◆ **Problem statement**: Scan the listing below for the word "interest" and state how many lines hold it. Write nothing but the number.

◆ **Available records**:
** START **
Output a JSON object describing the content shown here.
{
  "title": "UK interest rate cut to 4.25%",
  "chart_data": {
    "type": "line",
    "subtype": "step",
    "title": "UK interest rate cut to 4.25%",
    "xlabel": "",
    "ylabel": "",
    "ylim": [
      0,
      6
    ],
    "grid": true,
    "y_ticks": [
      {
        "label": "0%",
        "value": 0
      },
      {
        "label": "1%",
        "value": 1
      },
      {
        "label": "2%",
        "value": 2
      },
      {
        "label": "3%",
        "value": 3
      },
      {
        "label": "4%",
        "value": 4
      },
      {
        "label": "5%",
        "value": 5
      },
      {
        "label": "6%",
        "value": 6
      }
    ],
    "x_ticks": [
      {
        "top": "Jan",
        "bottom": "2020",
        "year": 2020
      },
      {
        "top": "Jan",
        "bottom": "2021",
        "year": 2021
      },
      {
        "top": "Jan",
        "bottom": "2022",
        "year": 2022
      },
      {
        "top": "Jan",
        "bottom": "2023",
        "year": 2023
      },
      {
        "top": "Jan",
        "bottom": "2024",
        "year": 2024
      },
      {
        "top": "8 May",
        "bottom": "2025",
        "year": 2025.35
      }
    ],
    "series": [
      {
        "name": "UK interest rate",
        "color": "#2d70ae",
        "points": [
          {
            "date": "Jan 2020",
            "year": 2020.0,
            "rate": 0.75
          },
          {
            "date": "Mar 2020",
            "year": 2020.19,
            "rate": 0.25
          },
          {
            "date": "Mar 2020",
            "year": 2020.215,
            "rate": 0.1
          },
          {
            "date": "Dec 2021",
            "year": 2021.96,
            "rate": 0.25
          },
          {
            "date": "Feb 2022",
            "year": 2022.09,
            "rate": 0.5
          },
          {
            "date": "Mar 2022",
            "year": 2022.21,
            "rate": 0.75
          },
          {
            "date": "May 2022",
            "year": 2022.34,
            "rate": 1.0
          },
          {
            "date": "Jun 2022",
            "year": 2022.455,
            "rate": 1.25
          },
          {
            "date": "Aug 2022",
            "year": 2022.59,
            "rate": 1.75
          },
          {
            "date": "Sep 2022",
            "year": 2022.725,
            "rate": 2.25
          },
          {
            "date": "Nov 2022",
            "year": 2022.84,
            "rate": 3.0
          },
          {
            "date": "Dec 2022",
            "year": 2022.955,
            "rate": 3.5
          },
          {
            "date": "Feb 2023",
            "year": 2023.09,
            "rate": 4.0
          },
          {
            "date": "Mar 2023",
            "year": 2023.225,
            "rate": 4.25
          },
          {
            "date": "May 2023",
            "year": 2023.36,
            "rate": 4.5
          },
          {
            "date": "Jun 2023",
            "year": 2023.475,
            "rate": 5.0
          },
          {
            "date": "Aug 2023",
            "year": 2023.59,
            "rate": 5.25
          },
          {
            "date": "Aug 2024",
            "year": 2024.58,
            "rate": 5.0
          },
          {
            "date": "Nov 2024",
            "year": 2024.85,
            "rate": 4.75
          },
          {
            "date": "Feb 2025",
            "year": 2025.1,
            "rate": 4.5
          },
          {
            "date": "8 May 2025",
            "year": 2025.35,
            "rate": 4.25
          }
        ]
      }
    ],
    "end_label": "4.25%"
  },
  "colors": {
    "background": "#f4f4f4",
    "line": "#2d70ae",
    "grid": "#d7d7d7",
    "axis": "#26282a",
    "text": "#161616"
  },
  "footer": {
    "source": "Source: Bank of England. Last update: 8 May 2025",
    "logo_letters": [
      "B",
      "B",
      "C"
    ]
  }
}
** END **
◆ **Answer to the problem**: 3